**AIM**: Give only the number of lines where "Руководителю" occurs.

**GIVEN ENTRIES**:
□ □ □ □

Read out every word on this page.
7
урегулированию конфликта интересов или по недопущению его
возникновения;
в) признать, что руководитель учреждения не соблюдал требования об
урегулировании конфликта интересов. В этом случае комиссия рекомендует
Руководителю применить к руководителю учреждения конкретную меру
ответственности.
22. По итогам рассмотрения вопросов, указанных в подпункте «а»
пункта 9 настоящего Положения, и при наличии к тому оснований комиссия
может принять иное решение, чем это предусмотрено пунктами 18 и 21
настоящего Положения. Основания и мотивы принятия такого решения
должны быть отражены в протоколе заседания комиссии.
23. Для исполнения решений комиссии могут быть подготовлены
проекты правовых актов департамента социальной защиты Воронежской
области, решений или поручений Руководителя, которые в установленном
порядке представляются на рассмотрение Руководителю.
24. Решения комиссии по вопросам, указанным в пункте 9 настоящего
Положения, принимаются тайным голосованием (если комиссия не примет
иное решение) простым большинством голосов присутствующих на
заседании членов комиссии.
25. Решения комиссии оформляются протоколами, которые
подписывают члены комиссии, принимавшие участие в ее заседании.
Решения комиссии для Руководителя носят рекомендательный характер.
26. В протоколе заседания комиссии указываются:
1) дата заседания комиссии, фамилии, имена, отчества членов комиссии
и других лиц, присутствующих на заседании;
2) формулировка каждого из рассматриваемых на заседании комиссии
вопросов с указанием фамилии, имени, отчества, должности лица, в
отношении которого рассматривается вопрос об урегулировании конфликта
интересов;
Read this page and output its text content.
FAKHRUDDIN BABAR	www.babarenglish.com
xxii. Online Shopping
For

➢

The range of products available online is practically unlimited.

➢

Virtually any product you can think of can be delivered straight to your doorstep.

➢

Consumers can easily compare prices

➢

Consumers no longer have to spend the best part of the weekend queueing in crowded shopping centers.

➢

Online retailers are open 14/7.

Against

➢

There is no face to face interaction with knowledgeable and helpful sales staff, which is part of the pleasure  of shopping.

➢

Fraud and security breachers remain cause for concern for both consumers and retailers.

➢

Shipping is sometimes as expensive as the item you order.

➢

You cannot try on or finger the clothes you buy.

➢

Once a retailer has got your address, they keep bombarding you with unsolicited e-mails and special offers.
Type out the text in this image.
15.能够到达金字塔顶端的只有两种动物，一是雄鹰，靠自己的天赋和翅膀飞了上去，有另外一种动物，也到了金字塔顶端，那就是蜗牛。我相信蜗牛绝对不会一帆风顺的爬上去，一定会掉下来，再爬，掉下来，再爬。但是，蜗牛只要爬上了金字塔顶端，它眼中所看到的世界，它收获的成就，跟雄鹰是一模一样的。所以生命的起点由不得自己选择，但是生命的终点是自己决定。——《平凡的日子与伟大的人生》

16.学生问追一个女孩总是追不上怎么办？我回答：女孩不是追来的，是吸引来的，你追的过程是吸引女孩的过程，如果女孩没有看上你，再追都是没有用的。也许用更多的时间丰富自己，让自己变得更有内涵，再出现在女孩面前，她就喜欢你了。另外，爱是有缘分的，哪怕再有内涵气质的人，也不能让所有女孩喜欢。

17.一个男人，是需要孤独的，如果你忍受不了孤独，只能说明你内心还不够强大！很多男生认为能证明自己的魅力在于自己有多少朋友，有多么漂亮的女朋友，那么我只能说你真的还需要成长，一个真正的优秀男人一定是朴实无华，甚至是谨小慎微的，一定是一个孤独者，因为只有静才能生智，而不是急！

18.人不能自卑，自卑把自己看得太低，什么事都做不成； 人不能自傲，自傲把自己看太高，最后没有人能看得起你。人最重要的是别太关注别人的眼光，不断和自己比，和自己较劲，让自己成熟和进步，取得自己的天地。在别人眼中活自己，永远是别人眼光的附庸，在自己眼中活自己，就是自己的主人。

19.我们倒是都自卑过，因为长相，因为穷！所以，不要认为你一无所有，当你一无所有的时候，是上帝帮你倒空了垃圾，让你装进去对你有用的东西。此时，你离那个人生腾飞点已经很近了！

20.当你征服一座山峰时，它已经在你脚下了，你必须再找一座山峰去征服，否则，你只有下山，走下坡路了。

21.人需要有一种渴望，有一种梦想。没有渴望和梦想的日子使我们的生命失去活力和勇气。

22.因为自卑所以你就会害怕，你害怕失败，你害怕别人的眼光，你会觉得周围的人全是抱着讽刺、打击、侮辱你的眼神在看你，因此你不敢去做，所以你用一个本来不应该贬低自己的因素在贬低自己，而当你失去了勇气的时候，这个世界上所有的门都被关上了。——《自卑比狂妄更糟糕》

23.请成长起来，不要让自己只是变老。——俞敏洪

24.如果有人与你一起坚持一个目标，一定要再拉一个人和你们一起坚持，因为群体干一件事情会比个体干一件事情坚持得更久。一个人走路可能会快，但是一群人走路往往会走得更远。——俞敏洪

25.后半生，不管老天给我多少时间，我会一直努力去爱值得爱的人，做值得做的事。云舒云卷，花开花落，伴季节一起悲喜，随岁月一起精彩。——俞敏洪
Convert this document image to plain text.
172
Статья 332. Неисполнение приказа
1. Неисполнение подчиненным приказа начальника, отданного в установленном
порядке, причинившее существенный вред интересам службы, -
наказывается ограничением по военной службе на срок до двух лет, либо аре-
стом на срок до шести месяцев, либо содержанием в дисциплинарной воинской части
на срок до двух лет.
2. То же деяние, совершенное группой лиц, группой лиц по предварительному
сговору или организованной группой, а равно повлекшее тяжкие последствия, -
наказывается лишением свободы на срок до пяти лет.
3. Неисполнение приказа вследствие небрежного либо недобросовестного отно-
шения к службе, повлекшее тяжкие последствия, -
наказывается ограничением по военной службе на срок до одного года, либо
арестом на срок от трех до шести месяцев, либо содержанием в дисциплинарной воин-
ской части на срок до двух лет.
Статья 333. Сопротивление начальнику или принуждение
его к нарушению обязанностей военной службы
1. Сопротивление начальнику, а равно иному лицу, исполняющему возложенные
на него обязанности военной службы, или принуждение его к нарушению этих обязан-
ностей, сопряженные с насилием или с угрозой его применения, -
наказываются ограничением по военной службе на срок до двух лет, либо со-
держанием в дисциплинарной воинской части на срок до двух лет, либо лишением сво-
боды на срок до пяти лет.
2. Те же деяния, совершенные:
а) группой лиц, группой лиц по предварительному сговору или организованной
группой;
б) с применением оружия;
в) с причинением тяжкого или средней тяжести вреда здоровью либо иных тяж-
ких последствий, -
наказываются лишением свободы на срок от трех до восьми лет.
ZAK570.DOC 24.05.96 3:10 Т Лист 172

□ □ □ □

**OUTPUT OF THE EXERCISE**: 2